**WHAT IS BEING ASKED**
The records follow. Transcribe only the lines from the line containing "Serialize everything readable" through the end, both ends included, and leave out the pictures.

**SUPPLIED RECORDS**
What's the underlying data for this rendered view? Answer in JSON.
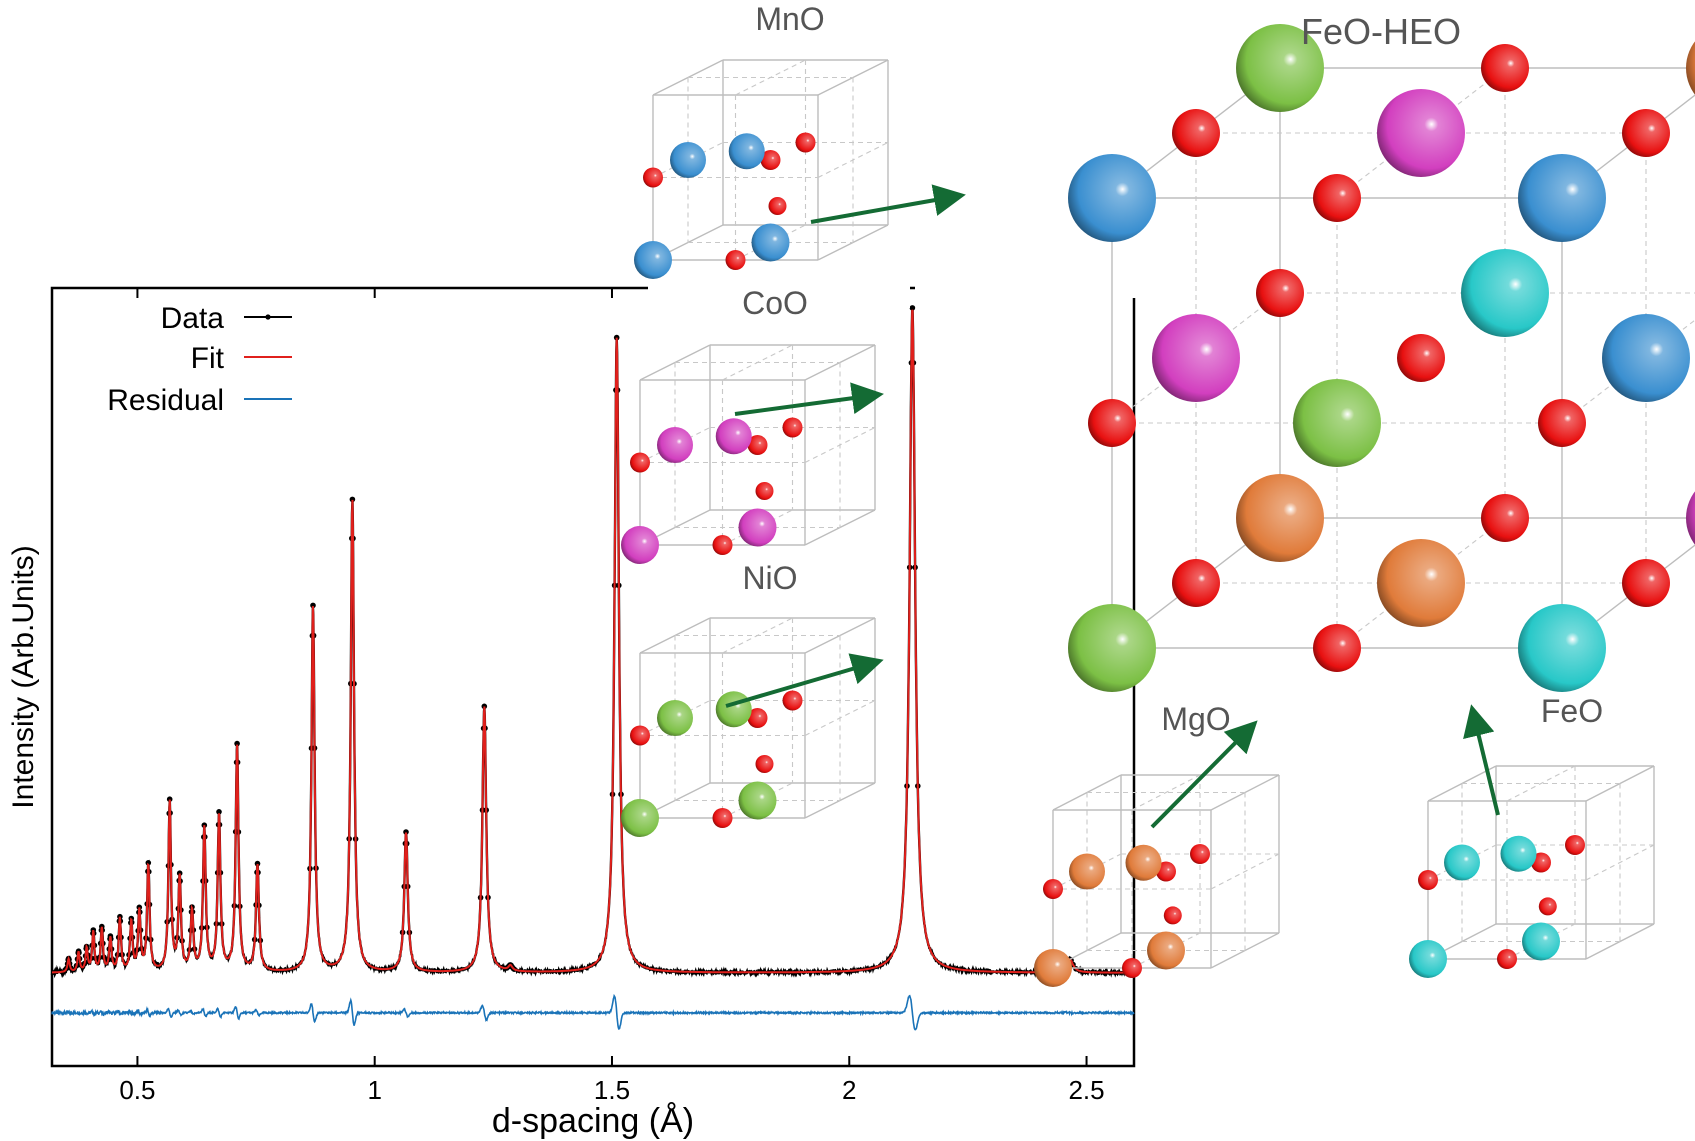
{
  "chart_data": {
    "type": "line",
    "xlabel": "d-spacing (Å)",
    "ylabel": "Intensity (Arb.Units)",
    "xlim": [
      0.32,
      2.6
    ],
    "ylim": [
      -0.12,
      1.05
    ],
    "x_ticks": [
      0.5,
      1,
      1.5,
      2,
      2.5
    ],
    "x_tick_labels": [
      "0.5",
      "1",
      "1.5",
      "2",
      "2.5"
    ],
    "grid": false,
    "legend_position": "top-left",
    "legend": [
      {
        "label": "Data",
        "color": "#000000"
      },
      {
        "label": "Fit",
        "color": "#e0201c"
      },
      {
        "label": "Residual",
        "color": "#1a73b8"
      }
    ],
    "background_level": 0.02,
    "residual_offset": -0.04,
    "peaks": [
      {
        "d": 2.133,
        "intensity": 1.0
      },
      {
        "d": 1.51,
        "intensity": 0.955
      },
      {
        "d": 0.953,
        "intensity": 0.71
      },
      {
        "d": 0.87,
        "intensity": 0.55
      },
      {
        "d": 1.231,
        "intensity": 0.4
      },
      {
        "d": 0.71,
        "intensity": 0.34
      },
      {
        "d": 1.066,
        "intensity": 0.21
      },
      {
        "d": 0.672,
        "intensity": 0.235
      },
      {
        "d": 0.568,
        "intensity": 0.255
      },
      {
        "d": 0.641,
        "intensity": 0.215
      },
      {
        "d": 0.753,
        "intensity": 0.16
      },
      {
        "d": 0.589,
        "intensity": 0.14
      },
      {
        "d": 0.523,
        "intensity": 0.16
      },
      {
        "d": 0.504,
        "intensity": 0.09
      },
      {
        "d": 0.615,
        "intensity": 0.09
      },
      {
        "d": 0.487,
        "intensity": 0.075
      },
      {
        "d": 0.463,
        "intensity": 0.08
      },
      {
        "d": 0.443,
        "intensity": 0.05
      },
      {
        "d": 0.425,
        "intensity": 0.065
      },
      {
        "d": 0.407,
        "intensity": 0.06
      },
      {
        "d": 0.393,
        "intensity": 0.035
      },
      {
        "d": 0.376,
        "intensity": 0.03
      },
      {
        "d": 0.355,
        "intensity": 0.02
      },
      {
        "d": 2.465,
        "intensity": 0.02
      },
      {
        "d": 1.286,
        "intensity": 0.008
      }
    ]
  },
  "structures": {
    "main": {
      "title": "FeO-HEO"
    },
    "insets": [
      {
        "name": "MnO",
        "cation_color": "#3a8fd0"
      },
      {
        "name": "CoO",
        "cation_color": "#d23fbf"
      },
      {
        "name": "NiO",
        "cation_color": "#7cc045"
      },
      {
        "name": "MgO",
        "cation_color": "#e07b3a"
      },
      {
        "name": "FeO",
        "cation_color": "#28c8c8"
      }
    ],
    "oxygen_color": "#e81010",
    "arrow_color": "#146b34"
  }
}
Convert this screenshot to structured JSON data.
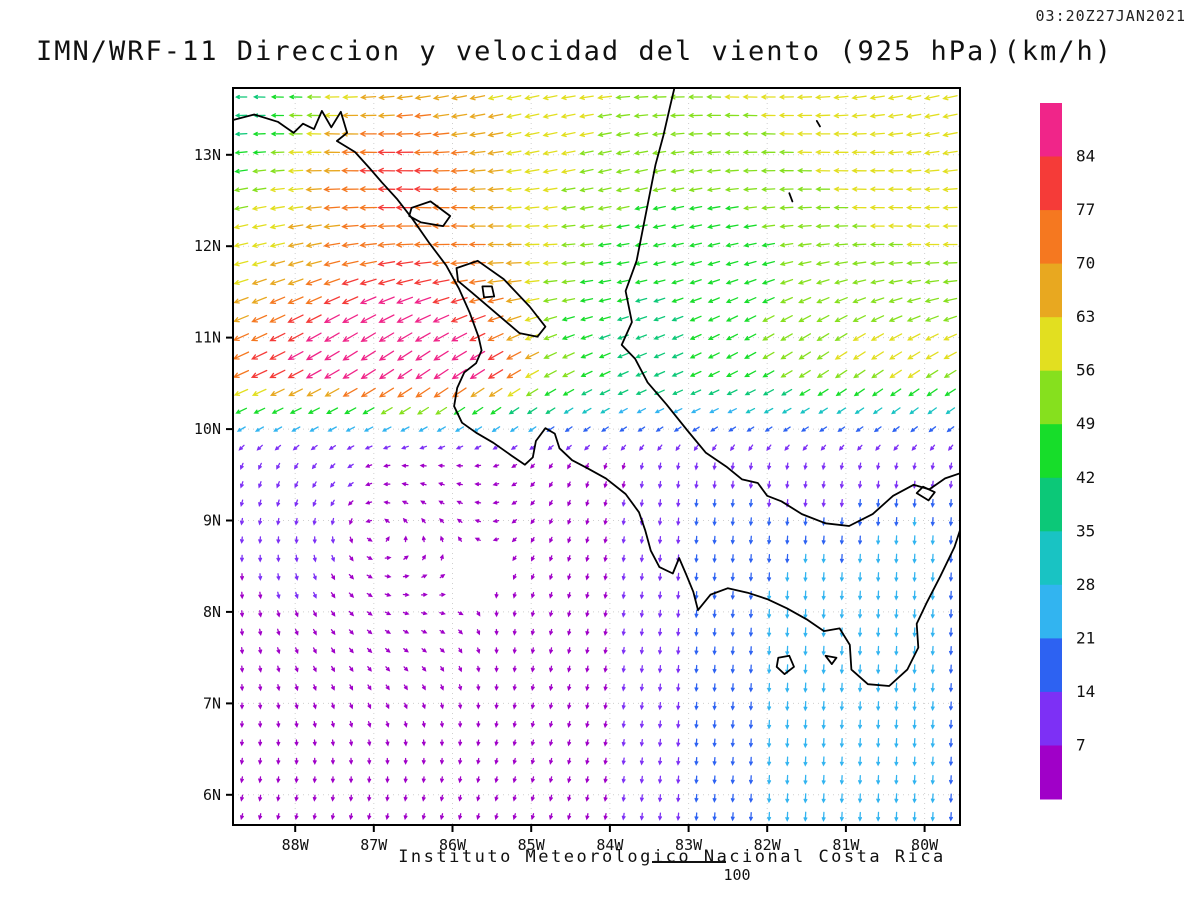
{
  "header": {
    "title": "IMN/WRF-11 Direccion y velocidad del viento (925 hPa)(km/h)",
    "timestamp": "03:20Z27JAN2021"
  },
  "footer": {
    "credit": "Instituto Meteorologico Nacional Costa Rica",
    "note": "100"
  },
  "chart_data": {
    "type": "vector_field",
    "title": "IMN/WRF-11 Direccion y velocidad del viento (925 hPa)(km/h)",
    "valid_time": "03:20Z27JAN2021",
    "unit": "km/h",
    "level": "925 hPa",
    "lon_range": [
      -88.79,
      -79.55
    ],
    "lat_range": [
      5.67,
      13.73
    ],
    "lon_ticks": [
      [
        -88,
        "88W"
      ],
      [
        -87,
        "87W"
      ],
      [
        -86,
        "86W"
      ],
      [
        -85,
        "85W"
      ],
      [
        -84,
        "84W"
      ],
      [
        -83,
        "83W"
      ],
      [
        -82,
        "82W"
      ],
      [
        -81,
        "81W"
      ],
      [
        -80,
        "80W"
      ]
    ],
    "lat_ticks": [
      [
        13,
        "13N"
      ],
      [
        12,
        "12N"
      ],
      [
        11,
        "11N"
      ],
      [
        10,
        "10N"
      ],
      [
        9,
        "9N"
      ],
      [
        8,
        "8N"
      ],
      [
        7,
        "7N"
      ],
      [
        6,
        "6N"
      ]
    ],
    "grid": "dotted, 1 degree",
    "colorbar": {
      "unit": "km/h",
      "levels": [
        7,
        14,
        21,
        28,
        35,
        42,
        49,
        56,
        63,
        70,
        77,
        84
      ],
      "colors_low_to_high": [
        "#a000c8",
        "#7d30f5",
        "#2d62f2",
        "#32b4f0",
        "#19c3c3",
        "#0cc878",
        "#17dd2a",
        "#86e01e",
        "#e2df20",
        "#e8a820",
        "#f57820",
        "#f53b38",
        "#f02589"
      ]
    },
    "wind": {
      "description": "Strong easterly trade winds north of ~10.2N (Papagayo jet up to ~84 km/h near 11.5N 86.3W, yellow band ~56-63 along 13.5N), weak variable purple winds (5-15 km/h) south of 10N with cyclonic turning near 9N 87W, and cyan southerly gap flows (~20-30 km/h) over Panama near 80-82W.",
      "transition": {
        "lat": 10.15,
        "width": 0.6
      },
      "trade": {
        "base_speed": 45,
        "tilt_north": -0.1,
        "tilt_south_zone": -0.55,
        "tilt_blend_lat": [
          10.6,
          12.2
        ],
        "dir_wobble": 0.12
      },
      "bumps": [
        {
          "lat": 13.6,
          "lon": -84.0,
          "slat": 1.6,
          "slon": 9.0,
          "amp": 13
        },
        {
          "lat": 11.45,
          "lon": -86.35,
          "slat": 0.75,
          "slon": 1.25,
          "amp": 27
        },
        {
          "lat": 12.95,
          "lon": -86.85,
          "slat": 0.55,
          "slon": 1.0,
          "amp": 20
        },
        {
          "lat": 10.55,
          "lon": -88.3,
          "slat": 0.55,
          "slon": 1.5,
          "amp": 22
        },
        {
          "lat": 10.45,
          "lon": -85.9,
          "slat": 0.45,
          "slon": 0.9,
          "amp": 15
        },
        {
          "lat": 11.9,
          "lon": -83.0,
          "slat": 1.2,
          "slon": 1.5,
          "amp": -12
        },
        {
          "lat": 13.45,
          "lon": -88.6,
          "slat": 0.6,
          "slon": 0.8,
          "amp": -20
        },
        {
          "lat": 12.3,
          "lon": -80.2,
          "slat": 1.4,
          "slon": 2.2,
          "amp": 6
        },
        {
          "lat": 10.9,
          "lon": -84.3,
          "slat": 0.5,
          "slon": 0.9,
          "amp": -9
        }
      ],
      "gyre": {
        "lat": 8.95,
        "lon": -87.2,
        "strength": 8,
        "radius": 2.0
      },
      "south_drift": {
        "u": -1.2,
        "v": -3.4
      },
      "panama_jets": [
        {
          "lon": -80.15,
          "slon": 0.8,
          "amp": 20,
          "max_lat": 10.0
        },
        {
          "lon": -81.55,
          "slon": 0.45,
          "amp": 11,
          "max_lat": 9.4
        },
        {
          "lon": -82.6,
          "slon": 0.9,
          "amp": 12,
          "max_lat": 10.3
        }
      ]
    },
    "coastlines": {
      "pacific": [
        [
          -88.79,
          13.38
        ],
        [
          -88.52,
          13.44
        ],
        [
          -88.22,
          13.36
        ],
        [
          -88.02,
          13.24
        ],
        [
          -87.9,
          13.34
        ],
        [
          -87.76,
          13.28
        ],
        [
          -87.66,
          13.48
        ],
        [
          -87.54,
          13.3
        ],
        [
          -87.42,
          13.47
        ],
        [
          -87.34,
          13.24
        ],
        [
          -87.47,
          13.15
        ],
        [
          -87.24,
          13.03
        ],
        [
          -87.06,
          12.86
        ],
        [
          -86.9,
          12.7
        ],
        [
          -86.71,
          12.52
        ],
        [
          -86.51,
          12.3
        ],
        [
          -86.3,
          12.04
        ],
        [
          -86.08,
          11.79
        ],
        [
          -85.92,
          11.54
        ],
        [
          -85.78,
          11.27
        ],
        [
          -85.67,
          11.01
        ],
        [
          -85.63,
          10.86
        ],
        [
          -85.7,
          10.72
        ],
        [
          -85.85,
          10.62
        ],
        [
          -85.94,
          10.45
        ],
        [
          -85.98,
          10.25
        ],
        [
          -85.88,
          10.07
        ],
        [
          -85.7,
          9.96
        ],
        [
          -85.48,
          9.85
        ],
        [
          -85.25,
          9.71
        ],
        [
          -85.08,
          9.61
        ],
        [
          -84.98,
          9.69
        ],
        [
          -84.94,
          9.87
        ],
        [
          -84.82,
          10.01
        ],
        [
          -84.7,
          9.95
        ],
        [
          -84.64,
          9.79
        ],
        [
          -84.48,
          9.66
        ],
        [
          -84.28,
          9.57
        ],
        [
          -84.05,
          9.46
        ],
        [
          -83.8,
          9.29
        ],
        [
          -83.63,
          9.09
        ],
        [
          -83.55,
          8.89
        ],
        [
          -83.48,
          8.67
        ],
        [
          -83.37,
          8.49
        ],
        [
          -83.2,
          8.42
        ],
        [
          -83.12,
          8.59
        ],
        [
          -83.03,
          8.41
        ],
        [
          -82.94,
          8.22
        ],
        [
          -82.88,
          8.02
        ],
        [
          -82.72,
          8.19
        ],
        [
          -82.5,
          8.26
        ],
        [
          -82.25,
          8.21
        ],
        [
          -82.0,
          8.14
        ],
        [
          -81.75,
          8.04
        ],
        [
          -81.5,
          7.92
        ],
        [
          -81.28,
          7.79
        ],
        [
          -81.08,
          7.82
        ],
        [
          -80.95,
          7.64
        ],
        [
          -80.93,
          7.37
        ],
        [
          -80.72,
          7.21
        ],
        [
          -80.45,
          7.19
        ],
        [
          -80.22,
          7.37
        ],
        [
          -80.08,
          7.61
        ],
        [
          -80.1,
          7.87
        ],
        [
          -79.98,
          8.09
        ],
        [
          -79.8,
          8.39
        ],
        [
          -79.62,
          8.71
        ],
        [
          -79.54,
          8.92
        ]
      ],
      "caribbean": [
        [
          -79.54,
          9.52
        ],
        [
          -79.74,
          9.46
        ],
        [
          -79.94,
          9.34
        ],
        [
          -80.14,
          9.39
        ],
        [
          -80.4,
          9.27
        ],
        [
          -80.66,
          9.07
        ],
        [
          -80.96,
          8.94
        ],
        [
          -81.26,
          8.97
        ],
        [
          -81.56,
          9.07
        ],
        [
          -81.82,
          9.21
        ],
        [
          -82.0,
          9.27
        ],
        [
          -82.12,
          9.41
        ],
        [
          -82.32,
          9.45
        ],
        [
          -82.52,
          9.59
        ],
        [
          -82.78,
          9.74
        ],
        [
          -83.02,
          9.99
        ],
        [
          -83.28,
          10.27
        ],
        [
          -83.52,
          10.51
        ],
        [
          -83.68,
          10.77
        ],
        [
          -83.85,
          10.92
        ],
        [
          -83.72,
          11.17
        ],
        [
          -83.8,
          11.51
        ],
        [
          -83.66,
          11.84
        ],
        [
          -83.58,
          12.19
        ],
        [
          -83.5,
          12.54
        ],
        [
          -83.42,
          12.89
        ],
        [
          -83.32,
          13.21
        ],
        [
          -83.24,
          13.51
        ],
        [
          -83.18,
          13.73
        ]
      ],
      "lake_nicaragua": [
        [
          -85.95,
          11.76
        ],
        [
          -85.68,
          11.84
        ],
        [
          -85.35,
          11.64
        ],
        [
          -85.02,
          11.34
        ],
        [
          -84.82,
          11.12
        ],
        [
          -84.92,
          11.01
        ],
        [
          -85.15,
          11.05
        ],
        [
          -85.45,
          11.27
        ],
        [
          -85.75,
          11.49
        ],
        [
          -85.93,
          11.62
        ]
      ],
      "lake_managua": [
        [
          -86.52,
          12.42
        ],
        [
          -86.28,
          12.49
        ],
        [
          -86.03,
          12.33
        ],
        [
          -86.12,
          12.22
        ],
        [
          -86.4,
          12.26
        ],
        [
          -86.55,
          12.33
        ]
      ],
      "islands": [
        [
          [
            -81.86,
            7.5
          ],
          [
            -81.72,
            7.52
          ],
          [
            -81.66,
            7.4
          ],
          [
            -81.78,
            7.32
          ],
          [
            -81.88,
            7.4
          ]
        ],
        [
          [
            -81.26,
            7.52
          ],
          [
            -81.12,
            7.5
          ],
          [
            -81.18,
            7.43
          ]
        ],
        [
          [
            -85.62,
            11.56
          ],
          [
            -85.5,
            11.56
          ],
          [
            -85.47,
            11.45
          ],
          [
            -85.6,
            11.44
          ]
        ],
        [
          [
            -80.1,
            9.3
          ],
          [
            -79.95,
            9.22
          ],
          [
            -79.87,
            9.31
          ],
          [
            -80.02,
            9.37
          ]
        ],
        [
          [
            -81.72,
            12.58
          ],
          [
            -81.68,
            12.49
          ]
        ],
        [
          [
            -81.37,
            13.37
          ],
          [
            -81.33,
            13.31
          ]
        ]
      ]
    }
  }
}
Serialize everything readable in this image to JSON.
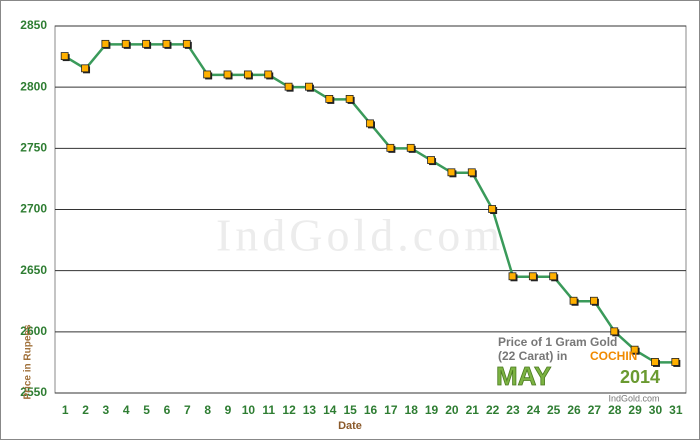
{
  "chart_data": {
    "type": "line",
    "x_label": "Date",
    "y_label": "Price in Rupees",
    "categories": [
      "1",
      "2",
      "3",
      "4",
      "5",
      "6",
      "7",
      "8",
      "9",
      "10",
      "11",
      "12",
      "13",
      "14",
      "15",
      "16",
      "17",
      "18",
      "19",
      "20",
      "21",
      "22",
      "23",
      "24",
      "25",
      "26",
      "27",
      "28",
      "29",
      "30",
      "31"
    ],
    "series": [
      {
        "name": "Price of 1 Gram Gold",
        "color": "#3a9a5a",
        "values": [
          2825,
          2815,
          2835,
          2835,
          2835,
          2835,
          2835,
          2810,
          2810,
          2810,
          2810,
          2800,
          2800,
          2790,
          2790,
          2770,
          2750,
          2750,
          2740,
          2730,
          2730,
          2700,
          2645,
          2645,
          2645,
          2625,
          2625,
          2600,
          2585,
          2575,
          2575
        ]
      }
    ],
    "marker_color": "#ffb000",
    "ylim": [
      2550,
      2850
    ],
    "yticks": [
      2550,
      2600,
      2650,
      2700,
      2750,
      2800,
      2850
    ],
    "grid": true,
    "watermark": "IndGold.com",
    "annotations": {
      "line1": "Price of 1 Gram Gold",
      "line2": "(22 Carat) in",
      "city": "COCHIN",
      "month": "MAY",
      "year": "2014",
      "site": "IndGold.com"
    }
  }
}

**WRITTEN RESPONSE**
Serialize everything readable in this image to JSON.
{
  "chart_data": {
    "type": "line",
    "x_label": "Date",
    "y_label": "Price in Rupees",
    "categories": [
      "1",
      "2",
      "3",
      "4",
      "5",
      "6",
      "7",
      "8",
      "9",
      "10",
      "11",
      "12",
      "13",
      "14",
      "15",
      "16",
      "17",
      "18",
      "19",
      "20",
      "21",
      "22",
      "23",
      "24",
      "25",
      "26",
      "27",
      "28",
      "29",
      "30",
      "31"
    ],
    "series": [
      {
        "name": "Price of 1 Gram Gold",
        "color": "#3a9a5a",
        "values": [
          2825,
          2815,
          2835,
          2835,
          2835,
          2835,
          2835,
          2810,
          2810,
          2810,
          2810,
          2800,
          2800,
          2790,
          2790,
          2770,
          2750,
          2750,
          2740,
          2730,
          2730,
          2700,
          2645,
          2645,
          2645,
          2625,
          2625,
          2600,
          2585,
          2575,
          2575
        ]
      }
    ],
    "marker_color": "#ffb000",
    "ylim": [
      2550,
      2850
    ],
    "yticks": [
      2550,
      2600,
      2650,
      2700,
      2750,
      2800,
      2850
    ],
    "grid": true,
    "watermark": "IndGold.com",
    "annotations": {
      "line1": "Price of 1 Gram Gold",
      "line2": "(22 Carat) in",
      "city": "COCHIN",
      "month": "MAY",
      "year": "2014",
      "site": "IndGold.com"
    }
  }
}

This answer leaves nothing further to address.